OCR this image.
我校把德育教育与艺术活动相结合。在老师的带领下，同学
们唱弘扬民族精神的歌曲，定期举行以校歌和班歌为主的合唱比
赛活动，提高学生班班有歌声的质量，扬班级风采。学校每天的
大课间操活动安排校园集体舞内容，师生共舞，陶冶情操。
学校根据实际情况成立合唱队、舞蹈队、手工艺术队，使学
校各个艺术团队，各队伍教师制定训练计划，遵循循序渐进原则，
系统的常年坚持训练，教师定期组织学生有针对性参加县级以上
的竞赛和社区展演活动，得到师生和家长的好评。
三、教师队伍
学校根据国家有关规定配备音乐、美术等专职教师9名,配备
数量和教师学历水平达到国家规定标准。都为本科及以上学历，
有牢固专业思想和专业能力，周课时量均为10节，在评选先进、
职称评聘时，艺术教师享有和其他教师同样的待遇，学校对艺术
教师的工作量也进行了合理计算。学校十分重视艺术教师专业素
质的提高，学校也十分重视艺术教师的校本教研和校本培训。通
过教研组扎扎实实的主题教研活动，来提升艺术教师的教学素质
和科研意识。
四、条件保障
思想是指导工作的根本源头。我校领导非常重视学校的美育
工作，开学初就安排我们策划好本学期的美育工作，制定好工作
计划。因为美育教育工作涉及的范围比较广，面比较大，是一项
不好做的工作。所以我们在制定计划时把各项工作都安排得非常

---*---

Transcribe each entry precisely, missing none.

OCR this image.
我校把德育教育与艺术活动相结合。在老师的带领下，同学
们唱弘扬民族精神的歌曲，定期举行以校歌和班歌为主的合唱比
赛活动，提高学生班班有歌声的质量，扬班级风采。学校每天的
大课间操活动安排校园集体舞内容，师生共舞，陶冶情操。
学校根据实际情况成立合唱队、舞蹈队、手工艺术队，使学
校各个艺术团队，各队伍教师制定训练计划，遵循循序渐进原则，
系统的常年坚持训练，教师定期组织学生有针对性参加县级以上
的竞赛和社区展演活动，得到师生和家长的好评。
三、教师队伍
学校根据国家有关规定配备音乐、美术等专职教师9名,配备
数量和教师学历水平达到国家规定标准。都为本科及以上学历，
有牢固专业思想和专业能力，周课时量均为10节，在评选先进、
职称评聘时，艺术教师享有和其他教师同样的待遇，学校对艺术
教师的工作量也进行了合理计算。学校十分重视艺术教师专业素
质的提高，学校也十分重视艺术教师的校本教研和校本培训。通
过教研组扎扎实实的主题教研活动，来提升艺术教师的教学素质
和科研意识。
四、条件保障
思想是指导工作的根本源头。我校领导非常重视学校的美育
工作，开学初就安排我们策划好本学期的美育工作，制定好工作
计划。因为美育教育工作涉及的范围比较广，面比较大，是一项
不好做的工作。所以我们在制定计划时把各项工作都安排得非常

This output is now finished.